**GIVEN INSTRUCTION:**
Output all the data exactly. Pictures do not belong in the copy.

**DATASET EXCERPTS:**
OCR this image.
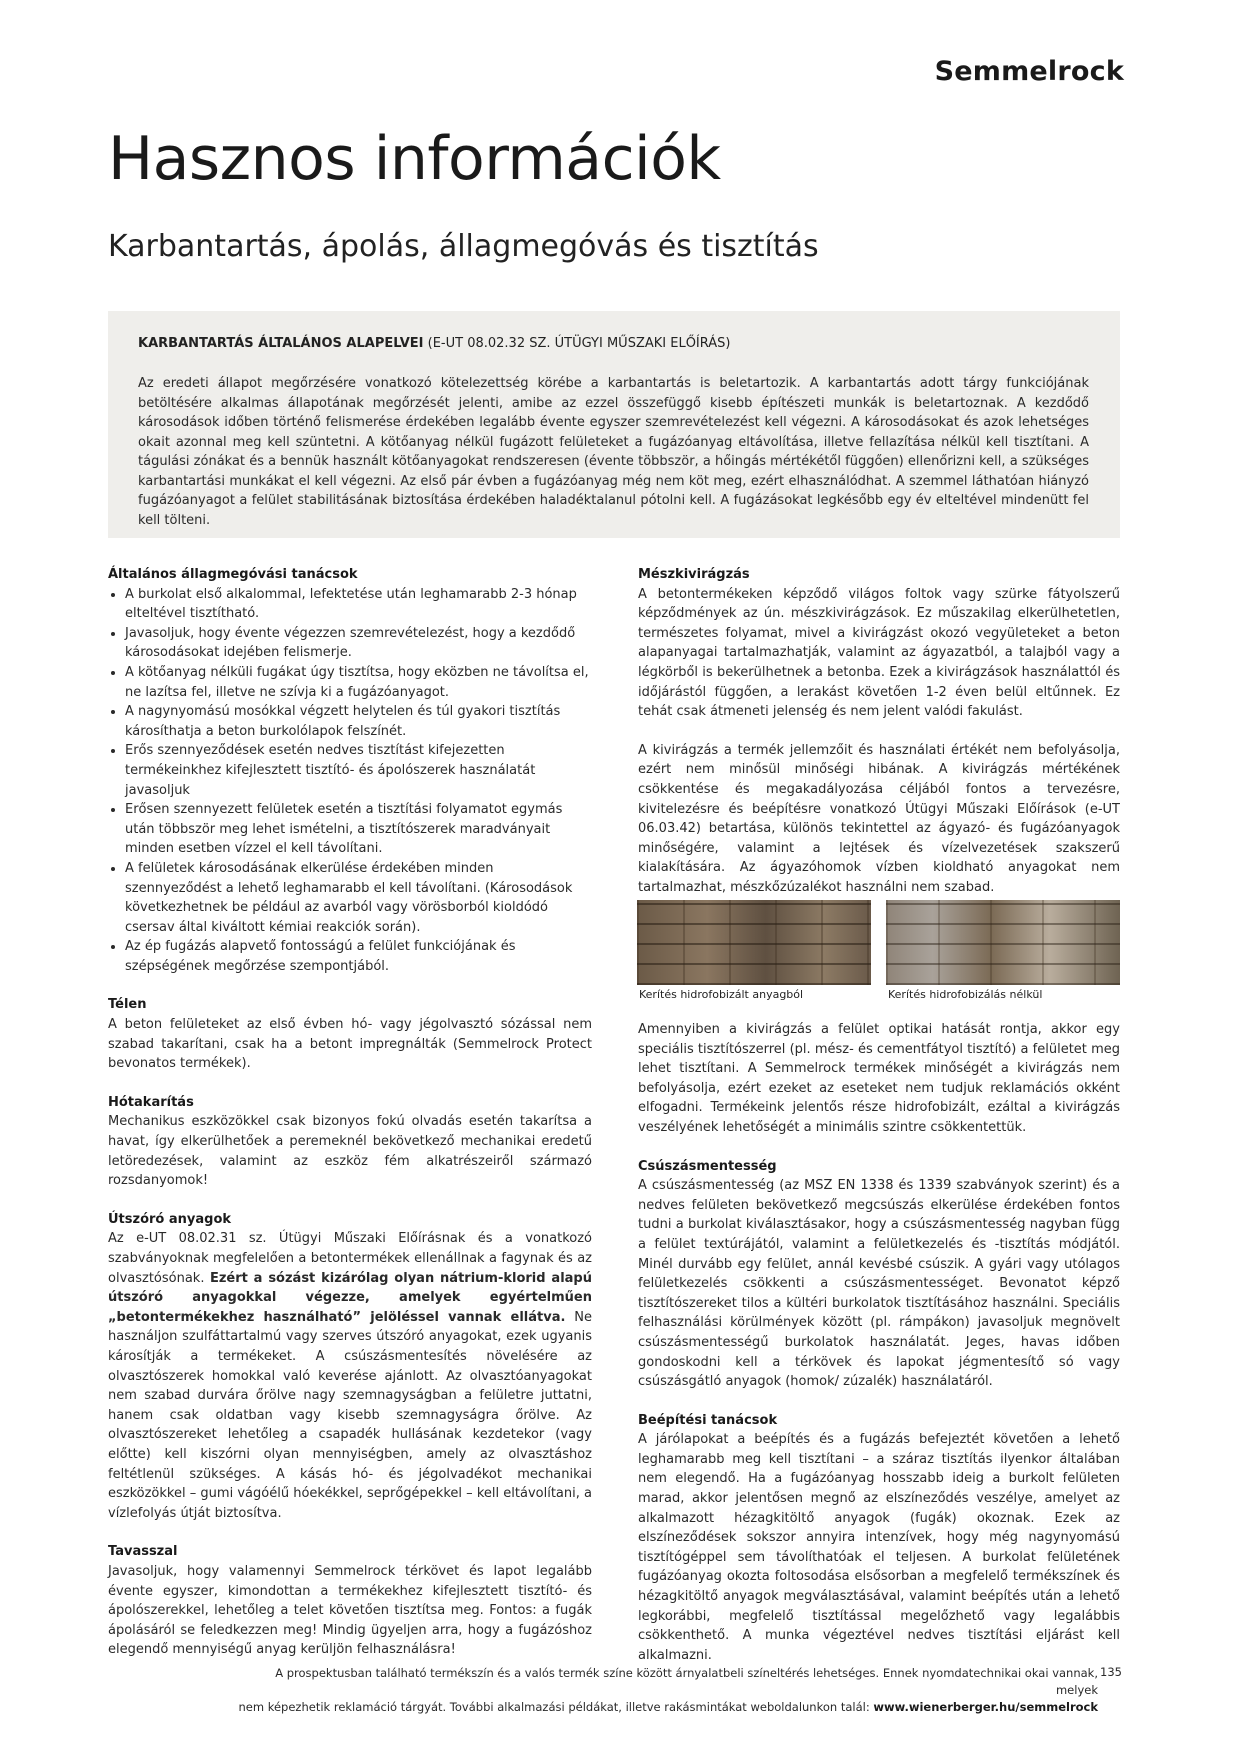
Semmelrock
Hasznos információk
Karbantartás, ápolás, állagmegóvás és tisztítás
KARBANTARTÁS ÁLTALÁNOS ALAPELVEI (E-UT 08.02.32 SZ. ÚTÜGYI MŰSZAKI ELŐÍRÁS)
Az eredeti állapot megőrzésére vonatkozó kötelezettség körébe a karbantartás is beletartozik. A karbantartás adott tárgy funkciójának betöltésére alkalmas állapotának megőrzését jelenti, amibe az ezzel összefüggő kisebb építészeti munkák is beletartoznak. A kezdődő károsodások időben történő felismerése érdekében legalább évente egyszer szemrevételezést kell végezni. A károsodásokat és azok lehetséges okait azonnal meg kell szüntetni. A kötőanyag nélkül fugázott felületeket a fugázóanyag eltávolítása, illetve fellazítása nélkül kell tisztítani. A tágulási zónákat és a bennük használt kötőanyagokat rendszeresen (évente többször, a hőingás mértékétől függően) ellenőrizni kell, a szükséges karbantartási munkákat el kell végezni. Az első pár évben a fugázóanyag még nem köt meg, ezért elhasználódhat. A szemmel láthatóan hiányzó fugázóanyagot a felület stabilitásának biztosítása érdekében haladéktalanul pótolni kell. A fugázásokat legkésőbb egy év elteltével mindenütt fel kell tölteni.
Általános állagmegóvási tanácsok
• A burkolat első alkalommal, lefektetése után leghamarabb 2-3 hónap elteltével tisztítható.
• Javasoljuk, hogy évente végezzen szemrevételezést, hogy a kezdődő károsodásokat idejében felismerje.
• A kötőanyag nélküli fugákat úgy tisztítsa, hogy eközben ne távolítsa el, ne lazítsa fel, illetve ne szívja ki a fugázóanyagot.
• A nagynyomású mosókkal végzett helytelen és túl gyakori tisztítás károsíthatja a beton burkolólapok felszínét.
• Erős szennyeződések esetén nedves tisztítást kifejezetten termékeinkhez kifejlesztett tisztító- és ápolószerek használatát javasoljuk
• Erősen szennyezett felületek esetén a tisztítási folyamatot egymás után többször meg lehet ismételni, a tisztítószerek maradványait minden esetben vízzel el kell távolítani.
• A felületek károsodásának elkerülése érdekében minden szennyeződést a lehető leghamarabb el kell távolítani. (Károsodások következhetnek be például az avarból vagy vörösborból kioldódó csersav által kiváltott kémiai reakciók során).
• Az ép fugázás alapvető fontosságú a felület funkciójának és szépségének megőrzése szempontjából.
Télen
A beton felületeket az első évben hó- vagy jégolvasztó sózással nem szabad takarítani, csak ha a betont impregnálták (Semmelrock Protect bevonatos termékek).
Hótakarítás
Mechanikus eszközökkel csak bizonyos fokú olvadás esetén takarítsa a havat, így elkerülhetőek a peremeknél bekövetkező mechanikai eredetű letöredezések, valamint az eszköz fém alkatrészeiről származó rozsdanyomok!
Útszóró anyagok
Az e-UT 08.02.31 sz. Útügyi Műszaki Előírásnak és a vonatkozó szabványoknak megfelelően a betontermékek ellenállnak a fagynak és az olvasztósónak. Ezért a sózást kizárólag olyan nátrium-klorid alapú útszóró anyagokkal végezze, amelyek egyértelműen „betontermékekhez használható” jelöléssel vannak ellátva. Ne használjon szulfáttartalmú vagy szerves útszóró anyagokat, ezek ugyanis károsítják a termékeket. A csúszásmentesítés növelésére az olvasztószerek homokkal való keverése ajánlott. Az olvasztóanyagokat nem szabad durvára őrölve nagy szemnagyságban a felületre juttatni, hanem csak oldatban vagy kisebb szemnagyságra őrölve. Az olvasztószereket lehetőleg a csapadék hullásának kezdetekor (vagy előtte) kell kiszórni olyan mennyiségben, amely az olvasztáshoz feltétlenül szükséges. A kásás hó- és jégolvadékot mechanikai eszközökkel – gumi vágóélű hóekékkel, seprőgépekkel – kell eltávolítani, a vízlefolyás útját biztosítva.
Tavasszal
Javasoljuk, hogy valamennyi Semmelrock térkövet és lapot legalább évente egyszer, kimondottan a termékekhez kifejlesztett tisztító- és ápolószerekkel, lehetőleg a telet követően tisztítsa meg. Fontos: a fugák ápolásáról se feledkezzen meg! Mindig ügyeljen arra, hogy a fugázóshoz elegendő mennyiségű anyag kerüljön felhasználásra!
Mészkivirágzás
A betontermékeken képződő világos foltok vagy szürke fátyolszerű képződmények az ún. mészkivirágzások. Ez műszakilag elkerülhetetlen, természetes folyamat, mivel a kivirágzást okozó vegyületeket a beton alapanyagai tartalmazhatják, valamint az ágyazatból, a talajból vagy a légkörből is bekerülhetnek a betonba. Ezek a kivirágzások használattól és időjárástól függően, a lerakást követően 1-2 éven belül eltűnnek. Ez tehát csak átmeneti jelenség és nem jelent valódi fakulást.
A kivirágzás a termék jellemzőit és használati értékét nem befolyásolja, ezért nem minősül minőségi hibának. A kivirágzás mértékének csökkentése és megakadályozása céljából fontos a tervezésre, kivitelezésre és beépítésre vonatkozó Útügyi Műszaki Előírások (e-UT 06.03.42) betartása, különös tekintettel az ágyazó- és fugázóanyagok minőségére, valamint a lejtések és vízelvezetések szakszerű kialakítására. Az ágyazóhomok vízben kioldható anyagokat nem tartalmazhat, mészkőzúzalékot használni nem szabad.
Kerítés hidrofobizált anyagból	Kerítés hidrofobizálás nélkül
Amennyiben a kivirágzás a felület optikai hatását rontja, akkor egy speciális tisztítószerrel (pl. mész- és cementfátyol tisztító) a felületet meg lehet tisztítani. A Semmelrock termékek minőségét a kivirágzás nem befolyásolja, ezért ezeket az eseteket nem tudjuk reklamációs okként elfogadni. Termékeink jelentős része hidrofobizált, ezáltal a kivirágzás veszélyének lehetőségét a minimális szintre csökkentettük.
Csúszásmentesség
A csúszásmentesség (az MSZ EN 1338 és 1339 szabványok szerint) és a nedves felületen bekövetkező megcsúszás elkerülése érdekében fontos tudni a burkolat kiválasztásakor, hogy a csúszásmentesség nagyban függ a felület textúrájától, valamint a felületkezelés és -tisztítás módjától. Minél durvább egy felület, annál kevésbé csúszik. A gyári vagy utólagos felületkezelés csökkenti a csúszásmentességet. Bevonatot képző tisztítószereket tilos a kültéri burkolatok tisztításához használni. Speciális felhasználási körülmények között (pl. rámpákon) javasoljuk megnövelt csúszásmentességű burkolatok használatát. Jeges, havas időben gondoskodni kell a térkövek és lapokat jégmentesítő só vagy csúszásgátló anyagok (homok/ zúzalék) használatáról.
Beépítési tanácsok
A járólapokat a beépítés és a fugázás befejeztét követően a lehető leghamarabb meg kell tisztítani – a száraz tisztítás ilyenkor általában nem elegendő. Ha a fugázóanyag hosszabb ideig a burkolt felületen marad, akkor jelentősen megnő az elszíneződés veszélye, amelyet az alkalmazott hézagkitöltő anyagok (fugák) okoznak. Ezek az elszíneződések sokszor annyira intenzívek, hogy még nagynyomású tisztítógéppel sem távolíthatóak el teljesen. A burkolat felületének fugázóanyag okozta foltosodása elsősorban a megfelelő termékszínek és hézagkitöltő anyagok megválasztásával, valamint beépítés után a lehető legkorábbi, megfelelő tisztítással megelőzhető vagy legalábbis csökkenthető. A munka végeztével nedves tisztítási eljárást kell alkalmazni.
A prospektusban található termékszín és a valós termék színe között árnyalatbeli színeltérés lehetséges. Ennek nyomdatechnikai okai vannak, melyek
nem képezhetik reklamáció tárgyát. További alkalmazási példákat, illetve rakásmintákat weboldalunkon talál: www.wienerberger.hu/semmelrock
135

**FULL ANSWER:**
OCR this image.
Semmelrock
Hasznos információk
Karbantartás, ápolás, állagmegóvás és tisztítás
KARBANTARTÁS ÁLTALÁNOS ALAPELVEI (E-UT 08.02.32 SZ. ÚTÜGYI MŰSZAKI ELŐÍRÁS)
Az eredeti állapot megőrzésére vonatkozó kötelezettség körébe a karbantartás is beletartozik. A karbantartás adott tárgy funkciójának betöltésére alkalmas állapotának megőrzését jelenti, amibe az ezzel összefüggő kisebb építészeti munkák is beletartoznak. A kezdődő károsodások időben történő felismerése érdekében legalább évente egyszer szemrevételezést kell végezni. A károsodásokat és azok lehetséges okait azonnal meg kell szüntetni. A kötőanyag nélkül fugázott felületeket a fugázóanyag eltávolítása, illetve fellazítása nélkül kell tisztítani. A tágulási zónákat és a bennük használt kötőanyagokat rendszeresen (évente többször, a hőingás mértékétől függően) ellenőrizni kell, a szükséges karbantartási munkákat el kell végezni. Az első pár évben a fugázóanyag még nem köt meg, ezért elhasználódhat. A szemmel láthatóan hiányzó fugázóanyagot a felület stabilitásának biztosítása érdekében haladéktalanul pótolni kell. A fugázásokat legkésőbb egy év elteltével mindenütt fel kell tölteni.
Általános állagmegóvási tanácsok
• A burkolat első alkalommal, lefektetése után leghamarabb 2-3 hónap elteltével tisztítható.
• Javasoljuk, hogy évente végezzen szemrevételezést, hogy a kezdődő károsodásokat idejében felismerje.
• A kötőanyag nélküli fugákat úgy tisztítsa, hogy eközben ne távolítsa el, ne lazítsa fel, illetve ne szívja ki a fugázóanyagot.
• A nagynyomású mosókkal végzett helytelen és túl gyakori tisztítás károsíthatja a beton burkolólapok felszínét.
• Erős szennyeződések esetén nedves tisztítást kifejezetten termékeinkhez kifejlesztett tisztító- és ápolószerek használatát javasoljuk
• Erősen szennyezett felületek esetén a tisztítási folyamatot egymás után többször meg lehet ismételni, a tisztítószerek maradványait minden esetben vízzel el kell távolítani.
• A felületek károsodásának elkerülése érdekében minden szennyeződést a lehető leghamarabb el kell távolítani. (Károsodások következhetnek be például az avarból vagy vörösborból kioldódó csersav által kiváltott kémiai reakciók során).
• Az ép fugázás alapvető fontosságú a felület funkciójának és szépségének megőrzése szempontjából.
Télen
A beton felületeket az első évben hó- vagy jégolvasztó sózással nem szabad takarítani, csak ha a betont impregnálták (Semmelrock Protect bevonatos termékek).
Hótakarítás
Mechanikus eszközökkel csak bizonyos fokú olvadás esetén takarítsa a havat, így elkerülhetőek a peremeknél bekövetkező mechanikai eredetű letöredezések, valamint az eszköz fém alkatrészeiről származó rozsdanyomok!
Útszóró anyagok
Az e-UT 08.02.31 sz. Útügyi Műszaki Előírásnak és a vonatkozó szabványoknak megfelelően a betontermékek ellenállnak a fagynak és az olvasztósónak. Ezért a sózást kizárólag olyan nátrium-klorid alapú útszóró anyagokkal végezze, amelyek egyértelműen „betontermékekhez használható” jelöléssel vannak ellátva. Ne használjon szulfáttartalmú vagy szerves útszóró anyagokat, ezek ugyanis károsítják a termékeket. A csúszásmentesítés növelésére az olvasztószerek homokkal való keverése ajánlott. Az olvasztóanyagokat nem szabad durvára őrölve nagy szemnagyságban a felületre juttatni, hanem csak oldatban vagy kisebb szemnagyságra őrölve. Az olvasztószereket lehetőleg a csapadék hullásának kezdetekor (vagy előtte) kell kiszórni olyan mennyiségben, amely az olvasztáshoz feltétlenül szükséges. A kásás hó- és jégolvadékot mechanikai eszközökkel – gumi vágóélű hóekékkel, seprőgépekkel – kell eltávolítani, a vízlefolyás útját biztosítva.
Tavasszal
Javasoljuk, hogy valamennyi Semmelrock térkövet és lapot legalább évente egyszer, kimondottan a termékekhez kifejlesztett tisztító- és ápolószerekkel, lehetőleg a telet követően tisztítsa meg. Fontos: a fugák ápolásáról se feledkezzen meg! Mindig ügyeljen arra, hogy a fugázóshoz elegendő mennyiségű anyag kerüljön felhasználásra!
Mészkivirágzás
A betontermékeken képződő világos foltok vagy szürke fátyolszerű képződmények az ún. mészkivirágzások. Ez műszakilag elkerülhetetlen, természetes folyamat, mivel a kivirágzást okozó vegyületeket a beton alapanyagai tartalmazhatják, valamint az ágyazatból, a talajból vagy a légkörből is bekerülhetnek a betonba. Ezek a kivirágzások használattól és időjárástól függően, a lerakást követően 1-2 éven belül eltűnnek. Ez tehát csak átmeneti jelenség és nem jelent valódi fakulást.
A kivirágzás a termék jellemzőit és használati értékét nem befolyásolja, ezért nem minősül minőségi hibának. A kivirágzás mértékének csökkentése és megakadályozása céljából fontos a tervezésre, kivitelezésre és beépítésre vonatkozó Útügyi Műszaki Előírások (e-UT 06.03.42) betartása, különös tekintettel az ágyazó- és fugázóanyagok minőségére, valamint a lejtések és vízelvezetések szakszerű kialakítására. Az ágyazóhomok vízben kioldható anyagokat nem tartalmazhat, mészkőzúzalékot használni nem szabad.
Kerítés hidrofobizált anyagból	Kerítés hidrofobizálás nélkül
Amennyiben a kivirágzás a felület optikai hatását rontja, akkor egy speciális tisztítószerrel (pl. mész- és cementfátyol tisztító) a felületet meg lehet tisztítani. A Semmelrock termékek minőségét a kivirágzás nem befolyásolja, ezért ezeket az eseteket nem tudjuk reklamációs okként elfogadni. Termékeink jelentős része hidrofobizált, ezáltal a kivirágzás veszélyének lehetőségét a minimális szintre csökkentettük.
Csúszásmentesség
A csúszásmentesség (az MSZ EN 1338 és 1339 szabványok szerint) és a nedves felületen bekövetkező megcsúszás elkerülése érdekében fontos tudni a burkolat kiválasztásakor, hogy a csúszásmentesség nagyban függ a felület textúrájától, valamint a felületkezelés és -tisztítás módjától. Minél durvább egy felület, annál kevésbé csúszik. A gyári vagy utólagos felületkezelés csökkenti a csúszásmentességet. Bevonatot képző tisztítószereket tilos a kültéri burkolatok tisztításához használni. Speciális felhasználási körülmények között (pl. rámpákon) javasoljuk megnövelt csúszásmentességű burkolatok használatát. Jeges, havas időben gondoskodni kell a térkövek és lapokat jégmentesítő só vagy csúszásgátló anyagok (homok/ zúzalék) használatáról.
Beépítési tanácsok
A járólapokat a beépítés és a fugázás befejeztét követően a lehető leghamarabb meg kell tisztítani – a száraz tisztítás ilyenkor általában nem elegendő. Ha a fugázóanyag hosszabb ideig a burkolt felületen marad, akkor jelentősen megnő az elszíneződés veszélye, amelyet az alkalmazott hézagkitöltő anyagok (fugák) okoznak. Ezek az elszíneződések sokszor annyira intenzívek, hogy még nagynyomású tisztítógéppel sem távolíthatóak el teljesen. A burkolat felületének fugázóanyag okozta foltosodása elsősorban a megfelelő termékszínek és hézagkitöltő anyagok megválasztásával, valamint beépítés után a lehető legkorábbi, megfelelő tisztítással megelőzhető vagy legalábbis csökkenthető. A munka végeztével nedves tisztítási eljárást kell alkalmazni.
A prospektusban található termékszín és a valós termék színe között árnyalatbeli színeltérés lehetséges. Ennek nyomdatechnikai okai vannak, melyek
nem képezhetik reklamáció tárgyát. További alkalmazási példákat, illetve rakásmintákat weboldalunkon talál: www.wienerberger.hu/semmelrock
135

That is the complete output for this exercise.